**Task to carry out**
Extract each record and reproduce it exactly.

**Listed records**
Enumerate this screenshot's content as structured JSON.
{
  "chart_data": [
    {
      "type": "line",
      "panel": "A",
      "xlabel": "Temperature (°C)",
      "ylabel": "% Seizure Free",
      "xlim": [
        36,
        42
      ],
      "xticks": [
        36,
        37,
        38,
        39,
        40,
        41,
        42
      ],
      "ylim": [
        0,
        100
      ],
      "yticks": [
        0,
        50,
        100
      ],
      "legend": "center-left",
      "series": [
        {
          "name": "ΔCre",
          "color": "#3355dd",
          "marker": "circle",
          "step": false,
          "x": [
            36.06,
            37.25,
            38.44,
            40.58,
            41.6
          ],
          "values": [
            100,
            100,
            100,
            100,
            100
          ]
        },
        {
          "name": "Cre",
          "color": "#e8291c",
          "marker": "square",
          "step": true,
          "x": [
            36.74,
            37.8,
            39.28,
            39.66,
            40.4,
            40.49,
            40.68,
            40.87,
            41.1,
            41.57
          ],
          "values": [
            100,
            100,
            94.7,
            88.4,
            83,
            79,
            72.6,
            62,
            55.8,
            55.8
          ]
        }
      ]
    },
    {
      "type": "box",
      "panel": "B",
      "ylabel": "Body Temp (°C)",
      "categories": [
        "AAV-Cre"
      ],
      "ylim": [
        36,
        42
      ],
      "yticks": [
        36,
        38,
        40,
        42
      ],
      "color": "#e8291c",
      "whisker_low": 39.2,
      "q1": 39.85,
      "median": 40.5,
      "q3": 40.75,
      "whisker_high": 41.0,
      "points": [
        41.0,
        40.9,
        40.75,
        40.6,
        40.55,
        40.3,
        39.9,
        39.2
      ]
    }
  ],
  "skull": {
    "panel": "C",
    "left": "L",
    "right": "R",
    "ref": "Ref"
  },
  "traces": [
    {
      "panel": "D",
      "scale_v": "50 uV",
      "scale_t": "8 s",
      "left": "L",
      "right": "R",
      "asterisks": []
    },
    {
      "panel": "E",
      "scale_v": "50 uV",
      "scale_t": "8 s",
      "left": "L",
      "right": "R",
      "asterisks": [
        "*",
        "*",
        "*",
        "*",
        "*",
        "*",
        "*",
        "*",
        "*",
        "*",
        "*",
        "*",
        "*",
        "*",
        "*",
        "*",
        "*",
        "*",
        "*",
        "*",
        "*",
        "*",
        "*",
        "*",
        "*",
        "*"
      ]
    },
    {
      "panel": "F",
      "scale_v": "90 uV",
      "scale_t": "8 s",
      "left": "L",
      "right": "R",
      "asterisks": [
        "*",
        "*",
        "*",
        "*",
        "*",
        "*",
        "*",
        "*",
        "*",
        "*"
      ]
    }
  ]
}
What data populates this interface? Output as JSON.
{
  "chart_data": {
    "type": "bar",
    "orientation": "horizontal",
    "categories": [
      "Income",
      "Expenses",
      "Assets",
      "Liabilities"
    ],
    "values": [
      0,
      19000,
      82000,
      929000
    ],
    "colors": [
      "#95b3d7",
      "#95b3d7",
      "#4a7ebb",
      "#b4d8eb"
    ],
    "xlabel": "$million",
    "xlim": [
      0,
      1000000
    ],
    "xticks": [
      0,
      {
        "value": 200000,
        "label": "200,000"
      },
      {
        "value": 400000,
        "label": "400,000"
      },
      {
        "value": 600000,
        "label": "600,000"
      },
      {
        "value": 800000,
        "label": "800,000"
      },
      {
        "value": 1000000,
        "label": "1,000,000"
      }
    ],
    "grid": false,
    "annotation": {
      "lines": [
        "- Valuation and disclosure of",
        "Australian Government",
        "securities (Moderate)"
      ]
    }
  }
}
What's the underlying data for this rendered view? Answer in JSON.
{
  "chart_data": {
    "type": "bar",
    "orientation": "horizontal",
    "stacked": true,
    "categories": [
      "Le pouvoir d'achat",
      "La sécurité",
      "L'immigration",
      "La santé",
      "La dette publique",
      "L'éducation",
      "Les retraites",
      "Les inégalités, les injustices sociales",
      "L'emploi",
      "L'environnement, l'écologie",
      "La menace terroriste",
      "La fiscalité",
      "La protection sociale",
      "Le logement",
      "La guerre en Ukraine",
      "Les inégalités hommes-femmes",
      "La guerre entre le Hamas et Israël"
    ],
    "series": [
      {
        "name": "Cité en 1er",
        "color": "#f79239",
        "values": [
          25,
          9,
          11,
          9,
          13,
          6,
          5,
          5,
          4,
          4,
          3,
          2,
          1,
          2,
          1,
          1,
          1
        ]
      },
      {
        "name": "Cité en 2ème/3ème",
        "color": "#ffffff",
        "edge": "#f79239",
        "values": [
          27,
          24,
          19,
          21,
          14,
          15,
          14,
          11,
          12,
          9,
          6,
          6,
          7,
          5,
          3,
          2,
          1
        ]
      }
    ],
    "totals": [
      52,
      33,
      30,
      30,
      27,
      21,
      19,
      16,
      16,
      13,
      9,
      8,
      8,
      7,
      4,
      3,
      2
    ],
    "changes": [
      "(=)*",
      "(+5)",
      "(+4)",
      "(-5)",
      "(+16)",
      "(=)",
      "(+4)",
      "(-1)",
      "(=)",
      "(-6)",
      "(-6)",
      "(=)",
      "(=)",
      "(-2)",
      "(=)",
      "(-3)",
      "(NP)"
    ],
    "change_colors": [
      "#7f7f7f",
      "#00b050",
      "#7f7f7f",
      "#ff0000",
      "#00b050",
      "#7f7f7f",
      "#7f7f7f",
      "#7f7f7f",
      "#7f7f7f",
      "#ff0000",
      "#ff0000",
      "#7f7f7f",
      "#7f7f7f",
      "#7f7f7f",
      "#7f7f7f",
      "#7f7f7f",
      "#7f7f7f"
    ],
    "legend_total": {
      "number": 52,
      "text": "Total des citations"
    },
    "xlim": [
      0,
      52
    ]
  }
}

**Written reply**
Enumerate this screenshot's content as structured JSON.
{
  "chart_data": [
    {
      "type": "line",
      "panel": "A",
      "xlabel": "Temperature (°C)",
      "ylabel": "% Seizure Free",
      "xlim": [
        36,
        42
      ],
      "xticks": [
        36,
        37,
        38,
        39,
        40,
        41,
        42
      ],
      "ylim": [
        0,
        100
      ],
      "yticks": [
        0,
        50,
        100
      ],
      "legend": "center-left",
      "series": [
        {
          "name": "ΔCre",
          "color": "#3355dd",
          "marker": "circle",
          "step": false,
          "x": [
            36.06,
            37.25,
            38.44,
            40.58,
            41.6
          ],
          "values": [
            100,
            100,
            100,
            100,
            100
          ]
        },
        {
          "name": "Cre",
          "color": "#e8291c",
          "marker": "square",
          "step": true,
          "x": [
            36.74,
            37.8,
            39.28,
            39.66,
            40.4,
            40.49,
            40.68,
            40.87,
            41.1,
            41.57
          ],
          "values": [
            100,
            100,
            94.7,
            88.4,
            83,
            79,
            72.6,
            62,
            55.8,
            55.8
          ]
        }
      ]
    },
    {
      "type": "box",
      "panel": "B",
      "ylabel": "Body Temp (°C)",
      "categories": [
        "AAV-Cre"
      ],
      "ylim": [
        36,
        42
      ],
      "yticks": [
        36,
        38,
        40,
        42
      ],
      "color": "#e8291c",
      "whisker_low": 39.2,
      "q1": 39.85,
      "median": 40.5,
      "q3": 40.75,
      "whisker_high": 41.0,
      "points": [
        41.0,
        40.9,
        40.75,
        40.6,
        40.55,
        40.3,
        39.9,
        39.2
      ]
    }
  ],
  "skull": {
    "panel": "C",
    "left": "L",
    "right": "R",
    "ref": "Ref"
  },
  "traces": [
    {
      "panel": "D",
      "scale_v": "50 uV",
      "scale_t": "8 s",
      "left": "L",
      "right": "R",
      "asterisks": []
    },
    {
      "panel": "E",
      "scale_v": "50 uV",
      "scale_t": "8 s",
      "left": "L",
      "right": "R",
      "asterisks": [
        "*",
        "*",
        "*",
        "*",
        "*",
        "*",
        "*",
        "*",
        "*",
        "*",
        "*",
        "*",
        "*",
        "*",
        "*",
        "*",
        "*",
        "*",
        "*",
        "*",
        "*",
        "*",
        "*",
        "*",
        "*",
        "*"
      ]
    },
    {
      "panel": "F",
      "scale_v": "90 uV",
      "scale_t": "8 s",
      "left": "L",
      "right": "R",
      "asterisks": [
        "*",
        "*",
        "*",
        "*",
        "*",
        "*",
        "*",
        "*",
        "*",
        "*"
      ]
    }
  ]
}
What data populates this interface? Output as JSON.
{
  "chart_data": {
    "type": "bar",
    "orientation": "horizontal",
    "categories": [
      "Income",
      "Expenses",
      "Assets",
      "Liabilities"
    ],
    "values": [
      0,
      19000,
      82000,
      929000
    ],
    "colors": [
      "#95b3d7",
      "#95b3d7",
      "#4a7ebb",
      "#b4d8eb"
    ],
    "xlabel": "$million",
    "xlim": [
      0,
      1000000
    ],
    "xticks": [
      0,
      {
        "value": 200000,
        "label": "200,000"
      },
      {
        "value": 400000,
        "label": "400,000"
      },
      {
        "value": 600000,
        "label": "600,000"
      },
      {
        "value": 800000,
        "label": "800,000"
      },
      {
        "value": 1000000,
        "label": "1,000,000"
      }
    ],
    "grid": false,
    "annotation": {
      "lines": [
        "- Valuation and disclosure of",
        "Australian Government",
        "securities (Moderate)"
      ]
    }
  }
}
What's the underlying data for this rendered view? Answer in JSON.
{
  "chart_data": {
    "type": "bar",
    "orientation": "horizontal",
    "stacked": true,
    "categories": [
      "Le pouvoir d'achat",
      "La sécurité",
      "L'immigration",
      "La santé",
      "La dette publique",
      "L'éducation",
      "Les retraites",
      "Les inégalités, les injustices sociales",
      "L'emploi",
      "L'environnement, l'écologie",
      "La menace terroriste",
      "La fiscalité",
      "La protection sociale",
      "Le logement",
      "La guerre en Ukraine",
      "Les inégalités hommes-femmes",
      "La guerre entre le Hamas et Israël"
    ],
    "series": [
      {
        "name": "Cité en 1er",
        "color": "#f79239",
        "values": [
          25,
          9,
          11,
          9,
          13,
          6,
          5,
          5,
          4,
          4,
          3,
          2,
          1,
          2,
          1,
          1,
          1
        ]
      },
      {
        "name": "Cité en 2ème/3ème",
        "color": "#ffffff",
        "edge": "#f79239",
        "values": [
          27,
          24,
          19,
          21,
          14,
          15,
          14,
          11,
          12,
          9,
          6,
          6,
          7,
          5,
          3,
          2,
          1
        ]
      }
    ],
    "totals": [
      52,
      33,
      30,
      30,
      27,
      21,
      19,
      16,
      16,
      13,
      9,
      8,
      8,
      7,
      4,
      3,
      2
    ],
    "changes": [
      "(=)*",
      "(+5)",
      "(+4)",
      "(-5)",
      "(+16)",
      "(=)",
      "(+4)",
      "(-1)",
      "(=)",
      "(-6)",
      "(-6)",
      "(=)",
      "(=)",
      "(-2)",
      "(=)",
      "(-3)",
      "(NP)"
    ],
    "change_colors": [
      "#7f7f7f",
      "#00b050",
      "#7f7f7f",
      "#ff0000",
      "#00b050",
      "#7f7f7f",
      "#7f7f7f",
      "#7f7f7f",
      "#7f7f7f",
      "#ff0000",
      "#ff0000",
      "#7f7f7f",
      "#7f7f7f",
      "#7f7f7f",
      "#7f7f7f",
      "#7f7f7f",
      "#7f7f7f"
    ],
    "legend_total": {
      "number": 52,
      "text": "Total des citations"
    },
    "xlim": [
      0,
      52
    ]
  }
}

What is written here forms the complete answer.